**INSTRUCTIONS TO FOLLOW:**
Can you turn the records from the start through the line holding "The bearing portion on a driven", inclusive, into a two-column CSV with the headers record_text and answer? Give one row per record, put each field in double quotes, and replace line breaks inside a field with spaces.

**MATERIAL PROVIDED:**
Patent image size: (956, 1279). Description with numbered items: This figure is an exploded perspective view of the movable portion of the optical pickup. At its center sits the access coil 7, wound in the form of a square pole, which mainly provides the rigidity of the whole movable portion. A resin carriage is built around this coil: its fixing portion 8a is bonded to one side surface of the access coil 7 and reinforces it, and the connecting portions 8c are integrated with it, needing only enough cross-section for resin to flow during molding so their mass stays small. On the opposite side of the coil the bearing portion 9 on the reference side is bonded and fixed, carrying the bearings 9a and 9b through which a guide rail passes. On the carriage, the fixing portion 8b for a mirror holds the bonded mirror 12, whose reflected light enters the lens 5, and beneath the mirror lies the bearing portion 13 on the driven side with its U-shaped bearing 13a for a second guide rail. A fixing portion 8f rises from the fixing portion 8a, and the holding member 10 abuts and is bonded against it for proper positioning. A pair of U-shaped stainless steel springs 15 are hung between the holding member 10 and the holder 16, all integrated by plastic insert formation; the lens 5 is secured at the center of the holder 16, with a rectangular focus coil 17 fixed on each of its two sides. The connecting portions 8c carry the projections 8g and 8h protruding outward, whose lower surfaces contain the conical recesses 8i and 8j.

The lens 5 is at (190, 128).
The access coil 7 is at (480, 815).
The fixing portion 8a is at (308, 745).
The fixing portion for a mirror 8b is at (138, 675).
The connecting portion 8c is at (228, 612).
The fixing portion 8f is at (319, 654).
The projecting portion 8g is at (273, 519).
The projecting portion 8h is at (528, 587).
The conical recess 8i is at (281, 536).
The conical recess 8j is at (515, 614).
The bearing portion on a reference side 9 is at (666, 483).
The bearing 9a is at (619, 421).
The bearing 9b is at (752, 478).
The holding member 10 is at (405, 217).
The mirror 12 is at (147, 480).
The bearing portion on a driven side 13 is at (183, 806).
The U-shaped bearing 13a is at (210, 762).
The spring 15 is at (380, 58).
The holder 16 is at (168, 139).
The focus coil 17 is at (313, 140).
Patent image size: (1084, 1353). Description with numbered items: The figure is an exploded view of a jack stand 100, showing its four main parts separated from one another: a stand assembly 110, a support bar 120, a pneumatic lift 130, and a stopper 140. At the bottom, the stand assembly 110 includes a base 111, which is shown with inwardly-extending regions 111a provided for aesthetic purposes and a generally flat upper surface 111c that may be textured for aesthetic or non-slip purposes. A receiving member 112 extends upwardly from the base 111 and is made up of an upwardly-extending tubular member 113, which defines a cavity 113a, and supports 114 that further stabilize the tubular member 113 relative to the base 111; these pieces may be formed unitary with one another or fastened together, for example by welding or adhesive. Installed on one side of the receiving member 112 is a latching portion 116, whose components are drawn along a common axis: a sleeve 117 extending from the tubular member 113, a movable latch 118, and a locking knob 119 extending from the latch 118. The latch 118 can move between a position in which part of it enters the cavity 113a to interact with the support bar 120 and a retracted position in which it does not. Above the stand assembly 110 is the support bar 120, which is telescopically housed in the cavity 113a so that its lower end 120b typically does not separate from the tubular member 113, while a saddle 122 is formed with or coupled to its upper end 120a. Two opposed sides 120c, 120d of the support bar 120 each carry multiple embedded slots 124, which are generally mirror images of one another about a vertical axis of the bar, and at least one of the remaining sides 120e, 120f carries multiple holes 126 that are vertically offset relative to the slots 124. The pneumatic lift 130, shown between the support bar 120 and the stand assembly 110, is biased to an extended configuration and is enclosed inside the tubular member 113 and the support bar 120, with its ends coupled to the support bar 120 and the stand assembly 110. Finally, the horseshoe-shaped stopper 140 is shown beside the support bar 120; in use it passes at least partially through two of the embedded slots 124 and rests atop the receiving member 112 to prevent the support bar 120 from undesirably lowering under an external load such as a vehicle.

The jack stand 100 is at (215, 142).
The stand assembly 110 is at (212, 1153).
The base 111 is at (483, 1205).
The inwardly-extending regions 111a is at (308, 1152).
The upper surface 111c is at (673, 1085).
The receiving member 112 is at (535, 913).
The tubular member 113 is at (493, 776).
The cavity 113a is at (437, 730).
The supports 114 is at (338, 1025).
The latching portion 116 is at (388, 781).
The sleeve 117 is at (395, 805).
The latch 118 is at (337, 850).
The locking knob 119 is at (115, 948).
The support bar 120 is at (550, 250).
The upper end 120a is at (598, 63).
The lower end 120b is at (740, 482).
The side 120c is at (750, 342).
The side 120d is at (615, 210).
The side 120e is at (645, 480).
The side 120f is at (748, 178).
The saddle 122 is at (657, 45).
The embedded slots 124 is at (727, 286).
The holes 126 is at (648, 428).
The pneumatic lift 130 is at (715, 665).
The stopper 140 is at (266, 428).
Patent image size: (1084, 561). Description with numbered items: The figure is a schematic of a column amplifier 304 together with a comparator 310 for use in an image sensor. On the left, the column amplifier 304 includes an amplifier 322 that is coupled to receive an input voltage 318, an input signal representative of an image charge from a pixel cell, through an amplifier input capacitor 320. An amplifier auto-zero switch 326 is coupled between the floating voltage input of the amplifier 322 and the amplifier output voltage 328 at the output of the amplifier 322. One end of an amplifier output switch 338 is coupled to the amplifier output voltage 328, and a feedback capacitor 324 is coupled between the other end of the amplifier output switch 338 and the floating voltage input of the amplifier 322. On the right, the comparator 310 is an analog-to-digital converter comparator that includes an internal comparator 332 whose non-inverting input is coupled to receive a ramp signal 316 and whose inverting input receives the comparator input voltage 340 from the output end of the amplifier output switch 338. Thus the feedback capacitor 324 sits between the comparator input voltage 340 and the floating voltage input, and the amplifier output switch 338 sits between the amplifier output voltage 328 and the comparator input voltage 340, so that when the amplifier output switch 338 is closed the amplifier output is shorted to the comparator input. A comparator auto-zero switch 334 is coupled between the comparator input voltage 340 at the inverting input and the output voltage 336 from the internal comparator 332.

**WRITTEN SOLUTION:**
record_text,answer
"Patent image size: (956, 1279). Description with numbered items: This figure is an exploded perspective view of the movable portion of the optical pickup. At its center sits the access coil 7, wound in the form of a square pole, which mainly provides the rigidity of the whole movable portion. A resin carriage is built around this coil: its fixing portion 8a is bonded to one side surface of the access coil 7 and reinforces it, and the connecting portions 8c are integrated with it, needing only enough cross-section for resin to flow during molding so their mass stays small. On the opposite side of the coil the bearing portion 9 on the reference side is bonded and fixed, carrying the bearings 9a and 9b through which a guide rail passes. On the carriage, the fixing portion 8b for a mirror holds the bonded mirror 12, whose reflected light enters the lens 5, and beneath the mirror lies the bearing portion 13 on the driven side with its U-shaped bearing 13a for a second guide rail. A fixing portion 8f rises from the fixing portion 8a, and the holding member 10 abuts and is bonded against it for proper positioning. A pair of U-shaped stainless steel springs 15 are hung between the holding member 10 and the holder 16, all integrated by plastic insert formation; the lens 5 is secured at the center of the holder 16, with a rectangular focus coil 17 fixed on each of its two sides. The connecting portions 8c carry the projections 8g and 8h protruding outward, whose lower surfaces contain the conical recesses 8i and 8j.","The lens 5 is at (190, 128). The access coil 7 is at (480, 815). The fixing portion 8a is at (308, 745). The fixing portion for a mirror 8b is at (138, 675). The connecting portion 8c is at (228, 612). The fixing portion 8f is at (319, 654). The projecting portion 8g is at (273, 519). The projecting portion 8h is at (528, 587). The conical recess 8i is at (281, 536). The conical recess 8j is at (515, 614). The bearing portion on a reference side 9 is at (666, 483). The bearing 9a is at (619, 421). The bearing 9b is at (752, 478). The holding member 10 is at (405, 217). The mirror 12 is at (147, 480). The bearing portion on a driven side 13 is at (183, 806)."